Retype the listing that follows, exactly as written.

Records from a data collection
_ _ _ _ _

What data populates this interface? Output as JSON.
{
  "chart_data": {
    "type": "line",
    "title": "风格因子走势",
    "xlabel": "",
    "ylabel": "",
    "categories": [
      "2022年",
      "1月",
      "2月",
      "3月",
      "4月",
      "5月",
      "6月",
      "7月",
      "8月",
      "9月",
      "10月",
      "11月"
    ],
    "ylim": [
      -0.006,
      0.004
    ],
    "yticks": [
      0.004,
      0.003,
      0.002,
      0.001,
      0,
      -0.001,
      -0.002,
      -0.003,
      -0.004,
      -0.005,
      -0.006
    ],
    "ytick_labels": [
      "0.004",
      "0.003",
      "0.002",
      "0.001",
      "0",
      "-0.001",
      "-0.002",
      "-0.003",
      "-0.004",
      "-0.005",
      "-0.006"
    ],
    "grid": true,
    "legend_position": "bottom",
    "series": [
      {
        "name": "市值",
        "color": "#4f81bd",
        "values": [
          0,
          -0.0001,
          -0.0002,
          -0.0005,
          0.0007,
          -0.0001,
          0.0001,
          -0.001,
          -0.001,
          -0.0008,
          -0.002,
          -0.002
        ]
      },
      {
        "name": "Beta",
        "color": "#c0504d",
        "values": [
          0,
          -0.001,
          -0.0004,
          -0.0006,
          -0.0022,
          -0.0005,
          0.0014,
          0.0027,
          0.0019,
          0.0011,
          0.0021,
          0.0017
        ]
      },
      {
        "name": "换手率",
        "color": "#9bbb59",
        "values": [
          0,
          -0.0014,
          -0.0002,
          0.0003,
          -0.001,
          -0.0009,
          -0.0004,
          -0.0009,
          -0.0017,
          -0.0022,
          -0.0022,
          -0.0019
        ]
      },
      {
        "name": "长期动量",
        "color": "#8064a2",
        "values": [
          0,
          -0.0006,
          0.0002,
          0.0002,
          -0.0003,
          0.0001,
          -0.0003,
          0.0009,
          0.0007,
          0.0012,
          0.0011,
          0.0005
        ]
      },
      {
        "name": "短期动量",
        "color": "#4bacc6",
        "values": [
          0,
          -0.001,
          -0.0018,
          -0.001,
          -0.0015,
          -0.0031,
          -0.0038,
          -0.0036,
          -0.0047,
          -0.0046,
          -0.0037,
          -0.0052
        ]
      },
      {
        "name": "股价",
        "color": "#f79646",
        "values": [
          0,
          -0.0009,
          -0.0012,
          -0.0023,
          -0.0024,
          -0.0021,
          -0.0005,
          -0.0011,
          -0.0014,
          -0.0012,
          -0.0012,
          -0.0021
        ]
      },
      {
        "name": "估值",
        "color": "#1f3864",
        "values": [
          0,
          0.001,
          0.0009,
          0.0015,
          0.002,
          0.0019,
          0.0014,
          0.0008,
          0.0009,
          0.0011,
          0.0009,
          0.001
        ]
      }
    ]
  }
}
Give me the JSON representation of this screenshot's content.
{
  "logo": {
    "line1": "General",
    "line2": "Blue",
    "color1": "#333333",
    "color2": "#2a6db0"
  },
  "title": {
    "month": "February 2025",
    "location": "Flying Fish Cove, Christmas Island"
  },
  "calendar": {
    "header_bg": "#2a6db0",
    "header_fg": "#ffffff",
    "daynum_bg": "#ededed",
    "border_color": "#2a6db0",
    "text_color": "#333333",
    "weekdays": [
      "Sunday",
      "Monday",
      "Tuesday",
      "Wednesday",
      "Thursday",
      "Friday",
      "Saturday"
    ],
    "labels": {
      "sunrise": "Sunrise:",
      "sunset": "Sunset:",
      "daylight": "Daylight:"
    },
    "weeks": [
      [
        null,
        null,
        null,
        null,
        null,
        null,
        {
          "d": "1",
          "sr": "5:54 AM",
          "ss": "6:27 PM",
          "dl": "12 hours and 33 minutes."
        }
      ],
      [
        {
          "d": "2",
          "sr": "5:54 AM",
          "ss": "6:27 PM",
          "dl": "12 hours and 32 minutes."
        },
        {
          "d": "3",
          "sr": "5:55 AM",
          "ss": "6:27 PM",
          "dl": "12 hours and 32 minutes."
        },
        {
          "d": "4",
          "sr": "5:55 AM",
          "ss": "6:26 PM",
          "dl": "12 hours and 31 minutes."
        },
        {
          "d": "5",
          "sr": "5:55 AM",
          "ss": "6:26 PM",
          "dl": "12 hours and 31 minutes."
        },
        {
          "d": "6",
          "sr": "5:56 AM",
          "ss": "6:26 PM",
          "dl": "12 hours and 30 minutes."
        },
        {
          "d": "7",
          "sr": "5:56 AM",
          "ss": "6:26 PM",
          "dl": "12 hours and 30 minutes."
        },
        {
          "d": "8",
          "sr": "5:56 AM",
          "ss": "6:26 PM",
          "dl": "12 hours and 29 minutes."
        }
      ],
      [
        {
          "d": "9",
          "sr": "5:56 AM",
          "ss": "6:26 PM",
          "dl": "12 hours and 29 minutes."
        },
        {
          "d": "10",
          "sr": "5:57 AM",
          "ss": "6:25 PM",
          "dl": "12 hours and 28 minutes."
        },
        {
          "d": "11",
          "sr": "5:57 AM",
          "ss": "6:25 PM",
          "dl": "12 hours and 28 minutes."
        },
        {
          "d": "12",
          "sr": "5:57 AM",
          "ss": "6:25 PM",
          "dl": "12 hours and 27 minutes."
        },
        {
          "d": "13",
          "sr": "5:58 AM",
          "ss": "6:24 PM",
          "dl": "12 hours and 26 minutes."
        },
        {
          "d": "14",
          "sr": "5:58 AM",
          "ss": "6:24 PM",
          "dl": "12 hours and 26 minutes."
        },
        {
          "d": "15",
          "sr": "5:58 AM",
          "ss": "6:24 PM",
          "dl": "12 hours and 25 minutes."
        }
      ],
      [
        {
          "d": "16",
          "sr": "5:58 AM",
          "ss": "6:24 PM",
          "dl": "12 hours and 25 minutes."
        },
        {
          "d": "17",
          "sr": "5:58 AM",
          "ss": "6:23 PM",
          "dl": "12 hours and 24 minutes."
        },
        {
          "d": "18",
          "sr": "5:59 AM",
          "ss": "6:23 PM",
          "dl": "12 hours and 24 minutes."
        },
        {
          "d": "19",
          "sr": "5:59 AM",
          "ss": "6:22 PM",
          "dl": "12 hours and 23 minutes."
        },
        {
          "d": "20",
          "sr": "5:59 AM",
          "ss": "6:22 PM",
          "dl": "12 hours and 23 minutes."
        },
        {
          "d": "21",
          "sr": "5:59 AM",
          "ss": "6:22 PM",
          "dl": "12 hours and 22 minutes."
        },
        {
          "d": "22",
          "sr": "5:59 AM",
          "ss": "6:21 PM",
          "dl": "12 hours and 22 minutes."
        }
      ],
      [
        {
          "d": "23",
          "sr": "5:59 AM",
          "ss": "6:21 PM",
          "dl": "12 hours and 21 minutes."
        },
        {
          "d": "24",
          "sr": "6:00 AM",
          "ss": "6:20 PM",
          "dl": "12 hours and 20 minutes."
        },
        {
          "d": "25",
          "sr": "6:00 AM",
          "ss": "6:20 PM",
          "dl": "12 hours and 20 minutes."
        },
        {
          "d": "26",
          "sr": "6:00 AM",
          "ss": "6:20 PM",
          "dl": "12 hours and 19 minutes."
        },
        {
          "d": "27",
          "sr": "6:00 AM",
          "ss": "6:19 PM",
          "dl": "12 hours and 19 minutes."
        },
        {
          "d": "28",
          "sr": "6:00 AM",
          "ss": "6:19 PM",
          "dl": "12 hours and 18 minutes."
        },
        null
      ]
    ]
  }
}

_ _ _ _ _

Solution to the problem.
What data populates this interface? Output as JSON.
{
  "chart_data": {
    "type": "line",
    "title": "风格因子走势",
    "xlabel": "",
    "ylabel": "",
    "categories": [
      "2022年",
      "1月",
      "2月",
      "3月",
      "4月",
      "5月",
      "6月",
      "7月",
      "8月",
      "9月",
      "10月",
      "11月"
    ],
    "ylim": [
      -0.006,
      0.004
    ],
    "yticks": [
      0.004,
      0.003,
      0.002,
      0.001,
      0,
      -0.001,
      -0.002,
      -0.003,
      -0.004,
      -0.005,
      -0.006
    ],
    "ytick_labels": [
      "0.004",
      "0.003",
      "0.002",
      "0.001",
      "0",
      "-0.001",
      "-0.002",
      "-0.003",
      "-0.004",
      "-0.005",
      "-0.006"
    ],
    "grid": true,
    "legend_position": "bottom",
    "series": [
      {
        "name": "市值",
        "color": "#4f81bd",
        "values": [
          0,
          -0.0001,
          -0.0002,
          -0.0005,
          0.0007,
          -0.0001,
          0.0001,
          -0.001,
          -0.001,
          -0.0008,
          -0.002,
          -0.002
        ]
      },
      {
        "name": "Beta",
        "color": "#c0504d",
        "values": [
          0,
          -0.001,
          -0.0004,
          -0.0006,
          -0.0022,
          -0.0005,
          0.0014,
          0.0027,
          0.0019,
          0.0011,
          0.0021,
          0.0017
        ]
      },
      {
        "name": "换手率",
        "color": "#9bbb59",
        "values": [
          0,
          -0.0014,
          -0.0002,
          0.0003,
          -0.001,
          -0.0009,
          -0.0004,
          -0.0009,
          -0.0017,
          -0.0022,
          -0.0022,
          -0.0019
        ]
      },
      {
        "name": "长期动量",
        "color": "#8064a2",
        "values": [
          0,
          -0.0006,
          0.0002,
          0.0002,
          -0.0003,
          0.0001,
          -0.0003,
          0.0009,
          0.0007,
          0.0012,
          0.0011,
          0.0005
        ]
      },
      {
        "name": "短期动量",
        "color": "#4bacc6",
        "values": [
          0,
          -0.001,
          -0.0018,
          -0.001,
          -0.0015,
          -0.0031,
          -0.0038,
          -0.0036,
          -0.0047,
          -0.0046,
          -0.0037,
          -0.0052
        ]
      },
      {
        "name": "股价",
        "color": "#f79646",
        "values": [
          0,
          -0.0009,
          -0.0012,
          -0.0023,
          -0.0024,
          -0.0021,
          -0.0005,
          -0.0011,
          -0.0014,
          -0.0012,
          -0.0012,
          -0.0021
        ]
      },
      {
        "name": "估值",
        "color": "#1f3864",
        "values": [
          0,
          0.001,
          0.0009,
          0.0015,
          0.002,
          0.0019,
          0.0014,
          0.0008,
          0.0009,
          0.0011,
          0.0009,
          0.001
        ]
      }
    ]
  }
}
Give me the JSON representation of this screenshot's content.
{
  "logo": {
    "line1": "General",
    "line2": "Blue",
    "color1": "#333333",
    "color2": "#2a6db0"
  },
  "title": {
    "month": "February 2025",
    "location": "Flying Fish Cove, Christmas Island"
  },
  "calendar": {
    "header_bg": "#2a6db0",
    "header_fg": "#ffffff",
    "daynum_bg": "#ededed",
    "border_color": "#2a6db0",
    "text_color": "#333333",
    "weekdays": [
      "Sunday",
      "Monday",
      "Tuesday",
      "Wednesday",
      "Thursday",
      "Friday",
      "Saturday"
    ],
    "labels": {
      "sunrise": "Sunrise:",
      "sunset": "Sunset:",
      "daylight": "Daylight:"
    },
    "weeks": [
      [
        null,
        null,
        null,
        null,
        null,
        null,
        {
          "d": "1",
          "sr": "5:54 AM",
          "ss": "6:27 PM",
          "dl": "12 hours and 33 minutes."
        }
      ],
      [
        {
          "d": "2",
          "sr": "5:54 AM",
          "ss": "6:27 PM",
          "dl": "12 hours and 32 minutes."
        },
        {
          "d": "3",
          "sr": "5:55 AM",
          "ss": "6:27 PM",
          "dl": "12 hours and 32 minutes."
        },
        {
          "d": "4",
          "sr": "5:55 AM",
          "ss": "6:26 PM",
          "dl": "12 hours and 31 minutes."
        },
        {
          "d": "5",
          "sr": "5:55 AM",
          "ss": "6:26 PM",
          "dl": "12 hours and 31 minutes."
        },
        {
          "d": "6",
          "sr": "5:56 AM",
          "ss": "6:26 PM",
          "dl": "12 hours and 30 minutes."
        },
        {
          "d": "7",
          "sr": "5:56 AM",
          "ss": "6:26 PM",
          "dl": "12 hours and 30 minutes."
        },
        {
          "d": "8",
          "sr": "5:56 AM",
          "ss": "6:26 PM",
          "dl": "12 hours and 29 minutes."
        }
      ],
      [
        {
          "d": "9",
          "sr": "5:56 AM",
          "ss": "6:26 PM",
          "dl": "12 hours and 29 minutes."
        },
        {
          "d": "10",
          "sr": "5:57 AM",
          "ss": "6:25 PM",
          "dl": "12 hours and 28 minutes."
        },
        {
          "d": "11",
          "sr": "5:57 AM",
          "ss": "6:25 PM",
          "dl": "12 hours and 28 minutes."
        },
        {
          "d": "12",
          "sr": "5:57 AM",
          "ss": "6:25 PM",
          "dl": "12 hours and 27 minutes."
        },
        {
          "d": "13",
          "sr": "5:58 AM",
          "ss": "6:24 PM",
          "dl": "12 hours and 26 minutes."
        },
        {
          "d": "14",
          "sr": "5:58 AM",
          "ss": "6:24 PM",
          "dl": "12 hours and 26 minutes."
        },
        {
          "d": "15",
          "sr": "5:58 AM",
          "ss": "6:24 PM",
          "dl": "12 hours and 25 minutes."
        }
      ],
      [
        {
          "d": "16",
          "sr": "5:58 AM",
          "ss": "6:24 PM",
          "dl": "12 hours and 25 minutes."
        },
        {
          "d": "17",
          "sr": "5:58 AM",
          "ss": "6:23 PM",
          "dl": "12 hours and 24 minutes."
        },
        {
          "d": "18",
          "sr": "5:59 AM",
          "ss": "6:23 PM",
          "dl": "12 hours and 24 minutes."
        },
        {
          "d": "19",
          "sr": "5:59 AM",
          "ss": "6:22 PM",
          "dl": "12 hours and 23 minutes."
        },
        {
          "d": "20",
          "sr": "5:59 AM",
          "ss": "6:22 PM",
          "dl": "12 hours and 23 minutes."
        },
        {
          "d": "21",
          "sr": "5:59 AM",
          "ss": "6:22 PM",
          "dl": "12 hours and 22 minutes."
        },
        {
          "d": "22",
          "sr": "5:59 AM",
          "ss": "6:21 PM",
          "dl": "12 hours and 22 minutes."
        }
      ],
      [
        {
          "d": "23",
          "sr": "5:59 AM",
          "ss": "6:21 PM",
          "dl": "12 hours and 21 minutes."
        },
        {
          "d": "24",
          "sr": "6:00 AM",
          "ss": "6:20 PM",
          "dl": "12 hours and 20 minutes."
        },
        {
          "d": "25",
          "sr": "6:00 AM",
          "ss": "6:20 PM",
          "dl": "12 hours and 20 minutes."
        },
        {
          "d": "26",
          "sr": "6:00 AM",
          "ss": "6:20 PM",
          "dl": "12 hours and 19 minutes."
        },
        {
          "d": "27",
          "sr": "6:00 AM",
          "ss": "6:19 PM",
          "dl": "12 hours and 19 minutes."
        },
        {
          "d": "28",
          "sr": "6:00 AM",
          "ss": "6:19 PM",
          "dl": "12 hours and 18 minutes."
        },
        null
      ]
    ]
  }
}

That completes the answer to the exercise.